**Goal**
Scan the material for the word "consumía", and copy each line where it shows up.

>>>>

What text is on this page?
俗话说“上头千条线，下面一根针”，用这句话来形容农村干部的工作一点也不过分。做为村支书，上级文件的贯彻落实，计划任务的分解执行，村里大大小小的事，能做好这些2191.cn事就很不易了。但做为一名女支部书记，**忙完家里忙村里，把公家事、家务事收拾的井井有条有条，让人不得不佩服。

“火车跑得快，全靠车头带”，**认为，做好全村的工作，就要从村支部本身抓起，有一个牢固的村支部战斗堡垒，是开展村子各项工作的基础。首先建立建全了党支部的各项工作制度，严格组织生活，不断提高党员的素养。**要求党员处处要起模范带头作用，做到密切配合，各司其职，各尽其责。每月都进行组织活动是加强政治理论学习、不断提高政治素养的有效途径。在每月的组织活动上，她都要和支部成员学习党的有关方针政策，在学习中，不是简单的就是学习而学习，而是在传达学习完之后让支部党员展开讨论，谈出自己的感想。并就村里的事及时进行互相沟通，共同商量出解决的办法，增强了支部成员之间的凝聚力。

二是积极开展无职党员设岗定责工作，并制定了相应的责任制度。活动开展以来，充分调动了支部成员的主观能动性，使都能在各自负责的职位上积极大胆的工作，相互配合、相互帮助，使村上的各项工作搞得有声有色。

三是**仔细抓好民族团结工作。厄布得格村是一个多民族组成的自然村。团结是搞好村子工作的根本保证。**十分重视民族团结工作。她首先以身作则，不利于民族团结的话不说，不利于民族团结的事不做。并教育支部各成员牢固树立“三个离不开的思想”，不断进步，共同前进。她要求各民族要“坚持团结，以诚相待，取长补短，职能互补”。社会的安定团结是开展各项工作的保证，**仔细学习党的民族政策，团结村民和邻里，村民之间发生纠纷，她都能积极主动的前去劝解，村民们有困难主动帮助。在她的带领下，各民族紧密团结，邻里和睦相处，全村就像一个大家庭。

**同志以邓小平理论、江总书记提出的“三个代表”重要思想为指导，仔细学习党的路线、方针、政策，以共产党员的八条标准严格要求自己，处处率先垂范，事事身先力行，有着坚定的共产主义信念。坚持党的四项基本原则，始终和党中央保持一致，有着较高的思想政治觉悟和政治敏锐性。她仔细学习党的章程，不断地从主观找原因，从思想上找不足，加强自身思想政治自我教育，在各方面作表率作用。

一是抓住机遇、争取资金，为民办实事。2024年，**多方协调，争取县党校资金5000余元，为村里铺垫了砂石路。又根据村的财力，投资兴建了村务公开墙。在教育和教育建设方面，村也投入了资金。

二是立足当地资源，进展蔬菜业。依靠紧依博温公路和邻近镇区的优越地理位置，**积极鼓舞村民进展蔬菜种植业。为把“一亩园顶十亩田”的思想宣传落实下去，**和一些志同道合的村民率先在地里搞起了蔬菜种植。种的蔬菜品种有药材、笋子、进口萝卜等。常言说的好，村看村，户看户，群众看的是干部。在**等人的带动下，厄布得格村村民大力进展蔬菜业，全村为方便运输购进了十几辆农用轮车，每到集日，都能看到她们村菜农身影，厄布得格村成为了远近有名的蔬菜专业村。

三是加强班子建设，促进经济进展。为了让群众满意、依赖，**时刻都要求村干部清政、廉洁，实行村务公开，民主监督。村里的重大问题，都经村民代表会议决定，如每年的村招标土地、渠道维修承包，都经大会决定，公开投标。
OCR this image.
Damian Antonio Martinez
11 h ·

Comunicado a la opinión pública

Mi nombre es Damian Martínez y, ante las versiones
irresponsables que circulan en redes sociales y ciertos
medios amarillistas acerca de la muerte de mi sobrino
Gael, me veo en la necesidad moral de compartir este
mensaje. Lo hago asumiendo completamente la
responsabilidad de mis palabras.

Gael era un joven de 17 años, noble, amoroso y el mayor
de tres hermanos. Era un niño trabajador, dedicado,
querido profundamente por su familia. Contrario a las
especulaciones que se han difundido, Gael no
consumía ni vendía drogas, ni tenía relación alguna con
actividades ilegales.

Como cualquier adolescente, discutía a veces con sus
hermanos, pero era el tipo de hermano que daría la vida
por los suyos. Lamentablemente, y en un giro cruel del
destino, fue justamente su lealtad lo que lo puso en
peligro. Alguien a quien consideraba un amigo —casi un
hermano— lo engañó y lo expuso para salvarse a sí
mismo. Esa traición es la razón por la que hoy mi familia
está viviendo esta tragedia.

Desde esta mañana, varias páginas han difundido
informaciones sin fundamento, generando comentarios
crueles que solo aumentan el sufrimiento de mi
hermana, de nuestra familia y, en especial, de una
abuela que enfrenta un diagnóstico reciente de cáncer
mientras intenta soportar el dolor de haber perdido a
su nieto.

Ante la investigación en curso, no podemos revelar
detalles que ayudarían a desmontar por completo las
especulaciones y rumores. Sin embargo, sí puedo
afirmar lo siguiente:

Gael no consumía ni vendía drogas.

<<<<

**Solution to the problem**
consumía ni vendía drogas, ni tenía relación alguna con
Gael no consumía ni vendía drogas.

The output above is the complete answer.